-------- RAW RECORDS --------

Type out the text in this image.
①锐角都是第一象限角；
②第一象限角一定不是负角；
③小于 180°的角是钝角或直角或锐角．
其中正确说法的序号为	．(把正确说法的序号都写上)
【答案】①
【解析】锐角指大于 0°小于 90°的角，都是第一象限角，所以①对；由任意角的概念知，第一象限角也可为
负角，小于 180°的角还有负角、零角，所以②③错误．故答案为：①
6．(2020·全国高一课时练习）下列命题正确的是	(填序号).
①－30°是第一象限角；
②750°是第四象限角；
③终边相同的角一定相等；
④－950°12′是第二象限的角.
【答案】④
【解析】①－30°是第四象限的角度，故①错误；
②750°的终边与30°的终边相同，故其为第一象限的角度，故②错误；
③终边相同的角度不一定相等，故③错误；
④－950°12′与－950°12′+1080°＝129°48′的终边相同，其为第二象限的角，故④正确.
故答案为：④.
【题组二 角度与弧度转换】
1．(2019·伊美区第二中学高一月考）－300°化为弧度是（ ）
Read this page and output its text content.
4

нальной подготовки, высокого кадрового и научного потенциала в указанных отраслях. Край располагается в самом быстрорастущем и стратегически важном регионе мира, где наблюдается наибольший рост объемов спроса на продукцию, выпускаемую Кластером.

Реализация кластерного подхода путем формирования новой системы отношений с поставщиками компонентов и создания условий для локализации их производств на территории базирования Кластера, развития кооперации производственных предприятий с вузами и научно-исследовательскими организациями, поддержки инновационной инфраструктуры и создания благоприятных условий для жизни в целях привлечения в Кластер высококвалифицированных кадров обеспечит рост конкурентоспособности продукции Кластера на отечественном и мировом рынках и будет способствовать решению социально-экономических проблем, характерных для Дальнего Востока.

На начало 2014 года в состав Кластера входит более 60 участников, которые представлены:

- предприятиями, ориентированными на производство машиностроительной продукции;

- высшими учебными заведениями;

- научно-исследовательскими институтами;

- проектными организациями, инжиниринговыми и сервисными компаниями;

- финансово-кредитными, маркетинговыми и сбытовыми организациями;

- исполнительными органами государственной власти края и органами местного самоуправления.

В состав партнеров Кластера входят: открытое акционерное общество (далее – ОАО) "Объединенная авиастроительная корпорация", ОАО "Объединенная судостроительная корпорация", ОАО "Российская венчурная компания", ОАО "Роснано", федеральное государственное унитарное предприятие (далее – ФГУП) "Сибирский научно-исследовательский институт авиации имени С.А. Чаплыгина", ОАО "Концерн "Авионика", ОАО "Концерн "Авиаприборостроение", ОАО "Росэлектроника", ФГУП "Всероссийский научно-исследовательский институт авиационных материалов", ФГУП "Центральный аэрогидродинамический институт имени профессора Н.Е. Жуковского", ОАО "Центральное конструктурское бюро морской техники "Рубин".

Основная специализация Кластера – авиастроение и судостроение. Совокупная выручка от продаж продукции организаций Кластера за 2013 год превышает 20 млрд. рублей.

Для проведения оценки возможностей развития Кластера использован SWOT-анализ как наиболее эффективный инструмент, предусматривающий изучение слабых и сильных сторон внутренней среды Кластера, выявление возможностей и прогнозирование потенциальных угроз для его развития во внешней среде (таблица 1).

--------
-------- RAW RECORDS --------

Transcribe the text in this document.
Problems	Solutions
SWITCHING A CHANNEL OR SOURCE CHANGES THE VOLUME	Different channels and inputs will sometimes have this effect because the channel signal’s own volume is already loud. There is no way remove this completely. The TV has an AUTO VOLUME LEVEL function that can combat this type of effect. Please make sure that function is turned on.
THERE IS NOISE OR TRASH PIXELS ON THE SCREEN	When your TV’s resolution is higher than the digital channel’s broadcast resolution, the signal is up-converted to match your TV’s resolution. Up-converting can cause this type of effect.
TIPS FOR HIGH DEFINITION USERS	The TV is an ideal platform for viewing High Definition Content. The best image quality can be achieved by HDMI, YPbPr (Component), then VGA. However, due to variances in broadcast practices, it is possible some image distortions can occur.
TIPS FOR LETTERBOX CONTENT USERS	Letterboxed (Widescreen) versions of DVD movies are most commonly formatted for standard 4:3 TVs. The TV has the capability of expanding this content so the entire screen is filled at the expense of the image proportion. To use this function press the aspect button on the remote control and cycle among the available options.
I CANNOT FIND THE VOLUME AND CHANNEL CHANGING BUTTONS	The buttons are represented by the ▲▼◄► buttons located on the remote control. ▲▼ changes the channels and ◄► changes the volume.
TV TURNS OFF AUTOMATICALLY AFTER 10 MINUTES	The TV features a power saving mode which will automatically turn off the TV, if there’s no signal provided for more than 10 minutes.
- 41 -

--------

> [WORK REQUIRED] Check each line of the records above for the string "VOLUME", and report every line that has it.

> [SOLUTION TO THE PROBLEM]
SWITCHING A CHANNEL OR SOURCE CHANGES THE VOLUME	Different channels and inputs will sometimes have this effect because the channel signal’s own volume is already loud. There is no way remove this completely. The TV has an AUTO VOLUME LEVEL function that can combat this type of effect. Please make sure that function is turned on.
I CANNOT FIND THE VOLUME AND CHANNEL CHANGING BUTTONS	The buttons are represented by the ▲▼◄► buttons located on the remote control. ▲▼ changes the channels and ◄► changes the volume.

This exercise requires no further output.